*Dataset rows about figures*
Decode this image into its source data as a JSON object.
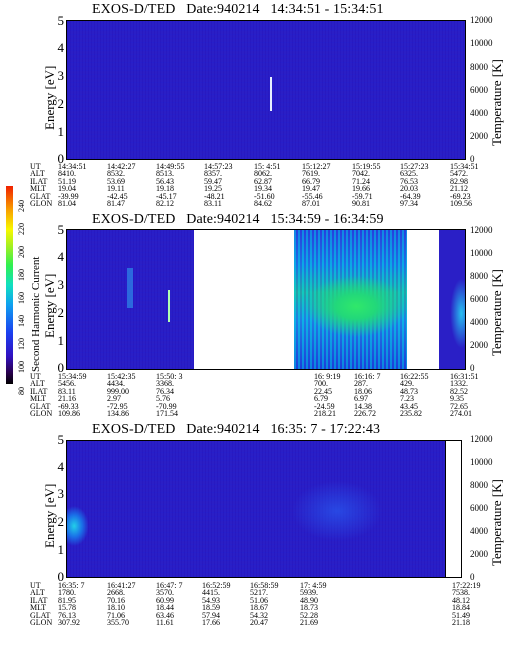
{
  "chart_data": [
    {
      "type": "heatmap",
      "title": "EXOS-D/TED   Date:940214   14:34:51 - 15:34:51",
      "ylabel": "Energy [eV]",
      "y2label": "Temperature [K]",
      "ylim": [
        0,
        5
      ],
      "y2lim": [
        0,
        12000
      ],
      "yticks": [
        "0",
        "1",
        "2",
        "3",
        "4",
        "5"
      ],
      "y2ticks": [
        "0",
        "2000",
        "4000",
        "6000",
        "8000",
        "10000",
        "12000"
      ],
      "orbit_table": {
        "row_labels": [
          "UT",
          "ALT",
          "ILAT",
          "MLT",
          "GLAT",
          "GLON"
        ],
        "columns": [
          [
            "14:34:51",
            "8410.",
            "51.19",
            "19.04",
            "-39.99",
            "81.04"
          ],
          [
            "14:42:27",
            "8532.",
            "53.69",
            "19.11",
            "-42.45",
            "81.47"
          ],
          [
            "14:49:55",
            "8513.",
            "56.43",
            "19.18",
            "-45.17",
            "82.12"
          ],
          [
            "14:57:23",
            "8357.",
            "59.47",
            "19.25",
            "-48.21",
            "83.11"
          ],
          [
            "15: 4:51",
            "8062.",
            "62.87",
            "19.34",
            "-51.60",
            "84.62"
          ],
          [
            "15:12:27",
            "7619.",
            "66.79",
            "19.47",
            "-55.46",
            "87.01"
          ],
          [
            "15:19:55",
            "7042.",
            "71.24",
            "19.66",
            "-59.71",
            "90.81"
          ],
          [
            "15:27:23",
            "6325.",
            "76.53",
            "20.03",
            "-64.39",
            "97.34"
          ],
          [
            "15:34:51",
            "5472.",
            "82.98",
            "21.12",
            "-69.23",
            "109.56"
          ]
        ]
      }
    },
    {
      "type": "heatmap",
      "title": "EXOS-D/TED   Date:940214   15:34:59 - 16:34:59",
      "ylabel": "Energy [eV]",
      "y2label": "Temperature [K]",
      "ylim": [
        0,
        5
      ],
      "y2lim": [
        0,
        12000
      ],
      "yticks": [
        "0",
        "1",
        "2",
        "3",
        "4",
        "5"
      ],
      "y2ticks": [
        "0",
        "2000",
        "4000",
        "6000",
        "8000",
        "10000",
        "12000"
      ],
      "colorbar": {
        "label": "Second Harmonic Current",
        "ticks": [
          "80",
          "100",
          "120",
          "140",
          "160",
          "180",
          "200",
          "220",
          "240"
        ]
      },
      "orbit_table": {
        "row_labels": [
          "UT",
          "ALT",
          "ILAT",
          "MLT",
          "GLAT",
          "GLON"
        ],
        "columns": [
          [
            "15:34:59",
            "5456.",
            "83.11",
            "21.16",
            "-69.33",
            "109.86"
          ],
          [
            "15:42:35",
            "4434.",
            "999.00",
            "2.97",
            "-72.95",
            "134.86"
          ],
          [
            "15:50: 3",
            "3368.",
            "76.34",
            "5.76",
            "-70.99",
            "171.54"
          ],
          [
            "16: 9:19",
            "700.",
            "22.45",
            "6.79",
            "-24.59",
            "218.21"
          ],
          [
            "16:16: 7",
            "287.",
            "18.06",
            "6.97",
            "14.38",
            "226.72"
          ],
          [
            "16:22:55",
            "429.",
            "48.73",
            "7.23",
            "43.45",
            "235.82"
          ],
          [
            "16:31:51",
            "1332.",
            "82.52",
            "9.35",
            "72.65",
            "274.01"
          ]
        ]
      }
    },
    {
      "type": "heatmap",
      "title": "EXOS-D/TED   Date:940214   16:35: 7 - 17:22:43",
      "ylabel": "Energy [eV]",
      "y2label": "Temperature [K]",
      "ylim": [
        0,
        5
      ],
      "y2lim": [
        0,
        12000
      ],
      "yticks": [
        "0",
        "1",
        "2",
        "3",
        "4",
        "5"
      ],
      "y2ticks": [
        "0",
        "2000",
        "4000",
        "6000",
        "8000",
        "10000",
        "12000"
      ],
      "orbit_table": {
        "row_labels": [
          "UT",
          "ALT",
          "ILAT",
          "MLT",
          "GLAT",
          "GLON"
        ],
        "columns": [
          [
            "16:35: 7",
            "1780.",
            "81.95",
            "15.78",
            "76.13",
            "307.92"
          ],
          [
            "16:41:27",
            "2668.",
            "70.16",
            "18.10",
            "71.06",
            "355.70"
          ],
          [
            "16:47: 7",
            "3570.",
            "60.99",
            "18.44",
            "63.46",
            "11.61"
          ],
          [
            "16:52:59",
            "4415.",
            "54.93",
            "18.59",
            "57.94",
            "17.66"
          ],
          [
            "16:58:59",
            "5217.",
            "51.06",
            "18.67",
            "54.32",
            "20.47"
          ],
          [
            "17: 4:59",
            "5939.",
            "48.90",
            "18.73",
            "52.28",
            "21.69"
          ],
          [
            "17:22:19",
            "7538.",
            "48.12",
            "18.84",
            "51.49",
            "21.18"
          ]
        ]
      }
    }
  ]
}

*Exercise instructions*
Restate each entry word for word, leaving out any pictures.

*Result of the exercise*
Decode this image into its source data as a JSON object.
{
  "chart_data": [
    {
      "type": "heatmap",
      "title": "EXOS-D/TED   Date:940214   14:34:51 - 15:34:51",
      "ylabel": "Energy [eV]",
      "y2label": "Temperature [K]",
      "ylim": [
        0,
        5
      ],
      "y2lim": [
        0,
        12000
      ],
      "yticks": [
        "0",
        "1",
        "2",
        "3",
        "4",
        "5"
      ],
      "y2ticks": [
        "0",
        "2000",
        "4000",
        "6000",
        "8000",
        "10000",
        "12000"
      ],
      "orbit_table": {
        "row_labels": [
          "UT",
          "ALT",
          "ILAT",
          "MLT",
          "GLAT",
          "GLON"
        ],
        "columns": [
          [
            "14:34:51",
            "8410.",
            "51.19",
            "19.04",
            "-39.99",
            "81.04"
          ],
          [
            "14:42:27",
            "8532.",
            "53.69",
            "19.11",
            "-42.45",
            "81.47"
          ],
          [
            "14:49:55",
            "8513.",
            "56.43",
            "19.18",
            "-45.17",
            "82.12"
          ],
          [
            "14:57:23",
            "8357.",
            "59.47",
            "19.25",
            "-48.21",
            "83.11"
          ],
          [
            "15: 4:51",
            "8062.",
            "62.87",
            "19.34",
            "-51.60",
            "84.62"
          ],
          [
            "15:12:27",
            "7619.",
            "66.79",
            "19.47",
            "-55.46",
            "87.01"
          ],
          [
            "15:19:55",
            "7042.",
            "71.24",
            "19.66",
            "-59.71",
            "90.81"
          ],
          [
            "15:27:23",
            "6325.",
            "76.53",
            "20.03",
            "-64.39",
            "97.34"
          ],
          [
            "15:34:51",
            "5472.",
            "82.98",
            "21.12",
            "-69.23",
            "109.56"
          ]
        ]
      }
    },
    {
      "type": "heatmap",
      "title": "EXOS-D/TED   Date:940214   15:34:59 - 16:34:59",
      "ylabel": "Energy [eV]",
      "y2label": "Temperature [K]",
      "ylim": [
        0,
        5
      ],
      "y2lim": [
        0,
        12000
      ],
      "yticks": [
        "0",
        "1",
        "2",
        "3",
        "4",
        "5"
      ],
      "y2ticks": [
        "0",
        "2000",
        "4000",
        "6000",
        "8000",
        "10000",
        "12000"
      ],
      "colorbar": {
        "label": "Second Harmonic Current",
        "ticks": [
          "80",
          "100",
          "120",
          "140",
          "160",
          "180",
          "200",
          "220",
          "240"
        ]
      },
      "orbit_table": {
        "row_labels": [
          "UT",
          "ALT",
          "ILAT",
          "MLT",
          "GLAT",
          "GLON"
        ],
        "columns": [
          [
            "15:34:59",
            "5456.",
            "83.11",
            "21.16",
            "-69.33",
            "109.86"
          ],
          [
            "15:42:35",
            "4434.",
            "999.00",
            "2.97",
            "-72.95",
            "134.86"
          ],
          [
            "15:50: 3",
            "3368.",
            "76.34",
            "5.76",
            "-70.99",
            "171.54"
          ],
          [
            "16: 9:19",
            "700.",
            "22.45",
            "6.79",
            "-24.59",
            "218.21"
          ],
          [
            "16:16: 7",
            "287.",
            "18.06",
            "6.97",
            "14.38",
            "226.72"
          ],
          [
            "16:22:55",
            "429.",
            "48.73",
            "7.23",
            "43.45",
            "235.82"
          ],
          [
            "16:31:51",
            "1332.",
            "82.52",
            "9.35",
            "72.65",
            "274.01"
          ]
        ]
      }
    },
    {
      "type": "heatmap",
      "title": "EXOS-D/TED   Date:940214   16:35: 7 - 17:22:43",
      "ylabel": "Energy [eV]",
      "y2label": "Temperature [K]",
      "ylim": [
        0,
        5
      ],
      "y2lim": [
        0,
        12000
      ],
      "yticks": [
        "0",
        "1",
        "2",
        "3",
        "4",
        "5"
      ],
      "y2ticks": [
        "0",
        "2000",
        "4000",
        "6000",
        "8000",
        "10000",
        "12000"
      ],
      "orbit_table": {
        "row_labels": [
          "UT",
          "ALT",
          "ILAT",
          "MLT",
          "GLAT",
          "GLON"
        ],
        "columns": [
          [
            "16:35: 7",
            "1780.",
            "81.95",
            "15.78",
            "76.13",
            "307.92"
          ],
          [
            "16:41:27",
            "2668.",
            "70.16",
            "18.10",
            "71.06",
            "355.70"
          ],
          [
            "16:47: 7",
            "3570.",
            "60.99",
            "18.44",
            "63.46",
            "11.61"
          ],
          [
            "16:52:59",
            "4415.",
            "54.93",
            "18.59",
            "57.94",
            "17.66"
          ],
          [
            "16:58:59",
            "5217.",
            "51.06",
            "18.67",
            "54.32",
            "20.47"
          ],
          [
            "17: 4:59",
            "5939.",
            "48.90",
            "18.73",
            "52.28",
            "21.69"
          ],
          [
            "17:22:19",
            "7538.",
            "48.12",
            "18.84",
            "51.49",
            "21.18"
          ]
        ]
      }
    }
  ]
}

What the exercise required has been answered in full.